▸ **Entries supplied**

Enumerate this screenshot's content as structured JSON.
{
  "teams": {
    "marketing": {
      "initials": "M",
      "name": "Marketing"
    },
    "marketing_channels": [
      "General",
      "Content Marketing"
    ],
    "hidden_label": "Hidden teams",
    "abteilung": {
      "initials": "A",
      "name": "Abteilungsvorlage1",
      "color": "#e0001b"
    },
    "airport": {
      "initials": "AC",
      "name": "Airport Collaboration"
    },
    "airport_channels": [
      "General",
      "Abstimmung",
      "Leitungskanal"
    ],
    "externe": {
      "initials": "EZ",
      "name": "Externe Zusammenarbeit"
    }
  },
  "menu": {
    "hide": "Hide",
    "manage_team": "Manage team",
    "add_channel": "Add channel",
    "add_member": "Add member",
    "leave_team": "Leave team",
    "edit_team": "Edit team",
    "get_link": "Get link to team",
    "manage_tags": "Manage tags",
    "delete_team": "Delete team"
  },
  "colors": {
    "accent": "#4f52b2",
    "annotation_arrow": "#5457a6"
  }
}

▸ **What to do**
Copy each line of the data above without altering a single character.

▸ **Solution**
Enumerate this screenshot's content as structured JSON.
{
  "teams": {
    "marketing": {
      "initials": "M",
      "name": "Marketing"
    },
    "marketing_channels": [
      "General",
      "Content Marketing"
    ],
    "hidden_label": "Hidden teams",
    "abteilung": {
      "initials": "A",
      "name": "Abteilungsvorlage1",
      "color": "#e0001b"
    },
    "airport": {
      "initials": "AC",
      "name": "Airport Collaboration"
    },
    "airport_channels": [
      "General",
      "Abstimmung",
      "Leitungskanal"
    ],
    "externe": {
      "initials": "EZ",
      "name": "Externe Zusammenarbeit"
    }
  },
  "menu": {
    "hide": "Hide",
    "manage_team": "Manage team",
    "add_channel": "Add channel",
    "add_member": "Add member",
    "leave_team": "Leave team",
    "edit_team": "Edit team",
    "get_link": "Get link to team",
    "manage_tags": "Manage tags",
    "delete_team": "Delete team"
  },
  "colors": {
    "accent": "#4f52b2",
    "annotation_arrow": "#5457a6"
  }
}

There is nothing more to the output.